## TASK REQUIREMENTS
The records below must be transcribed exactly. Do not include the pictures.

[Collected data entries]
···
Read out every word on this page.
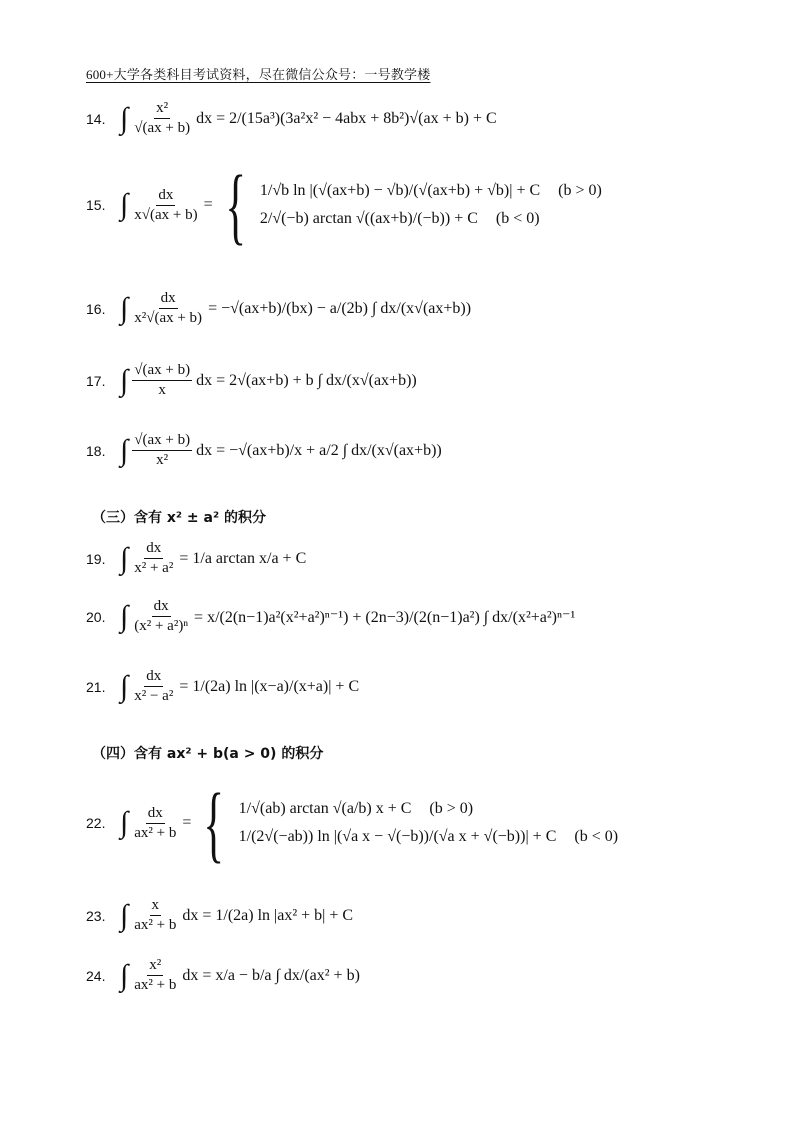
600+大学各类科目考试资料，尽在微信公众号：一号教学楼
14. ∫ $\frac{\text{x²}}{√(ax + b)}$ dx = 2/(15a³)(3a²x² − 4abx + 8b²)√(ax + b) + C
15. ∫ $\frac{dx}{x√(ax + b)}$ = { 1/√b ln |(√(ax+b) − √b)/(√(ax+b) + √b)| + C (b > 0)
2/√(−b) arctan √((ax+b)/(−b)) + C (b < 0)
16. ∫ $\frac{dx}{\text{x²√(ax + b)}} = -√(ax+b)/(bx) - a/(2b)$ ∫ dx/(x√(ax+b))
17. ∫ $\frac{√(ax + b)}{x}$ dx = 2√(ax+b) + b ∫ dx/(x√(ax+b))
18. ∫ $\frac{√(ax + b)}{\text{x²}}$ dx = −√(ax+b)/x + a/2 ∫ dx/(x√(ax+b))
（三）含有 x² ± a² 的积分
19. ∫ $\frac{dx}{\text{x² + a²}} = 1/a$ arctan x/a + C
20. ∫ $\frac{dx}{\text{(x² + a²)ⁿ}} = x/(2(n-1)a^2(x^2+a^2)^{n-1}) + (2n-3)/(2(n-1)a^2)$ ∫ dx/(x²+a²)ⁿ⁻¹
21. ∫ $\frac{dx}{\text{x² − a²}} = 1/(2a)$ ln |(x−a)/(x+a)| + C
（四）含有 ax² + b(a > 0) 的积分
22. ∫ $\frac{dx}{\text{ax² + b}}$ = { 1/√(ab) arctan √(a/b) x + C (b > 0)
1/(2√(−ab)) ln |(√a x − √(−b))/(√a x + √(−b))| + C (b < 0)
23. ∫ $\frac{x}{\text{ax² + b}}$ dx = 1/(2a) ln |ax² + b| + C
24. ∫ $\frac{\text{x²}}{\text{ax² + b}}$ dx = x/a − b/a ∫ dx/(ax² + b)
···
## RESPONSE FOR THIS EXERCISE
Read out every word on this page.
600+大学各类科目考试资料，尽在微信公众号：一号教学楼
14. ∫ $\frac{\text{x²}}{√(ax + b)}$ dx = 2/(15a³)(3a²x² − 4abx + 8b²)√(ax + b) + C
15. ∫ $\frac{dx}{x√(ax + b)}$ = { 1/√b ln |(√(ax+b) − √b)/(√(ax+b) + √b)| + C (b > 0)
2/√(−b) arctan √((ax+b)/(−b)) + C (b < 0)
16. ∫ $\frac{dx}{\text{x²√(ax + b)}} = -√(ax+b)/(bx) - a/(2b)$ ∫ dx/(x√(ax+b))
17. ∫ $\frac{√(ax + b)}{x}$ dx = 2√(ax+b) + b ∫ dx/(x√(ax+b))
18. ∫ $\frac{√(ax + b)}{\text{x²}}$ dx = −√(ax+b)/x + a/2 ∫ dx/(x√(ax+b))
（三）含有 x² ± a² 的积分
19. ∫ $\frac{dx}{\text{x² + a²}} = 1/a$ arctan x/a + C
20. ∫ $\frac{dx}{\text{(x² + a²)ⁿ}} = x/(2(n-1)a^2(x^2+a^2)^{n-1}) + (2n-3)/(2(n-1)a^2)$ ∫ dx/(x²+a²)ⁿ⁻¹
21. ∫ $\frac{dx}{\text{x² − a²}} = 1/(2a)$ ln |(x−a)/(x+a)| + C
（四）含有 ax² + b(a > 0) 的积分
22. ∫ $\frac{dx}{\text{ax² + b}}$ = { 1/√(ab) arctan √(a/b) x + C (b > 0)
1/(2√(−ab)) ln |(√a x − √(−b))/(√a x + √(−b))| + C (b < 0)
23. ∫ $\frac{x}{\text{ax² + b}}$ dx = 1/(2a) ln |ax² + b| + C
24. ∫ $\frac{\text{x²}}{\text{ax² + b}}$ dx = x/a − b/a ∫ dx/(ax² + b)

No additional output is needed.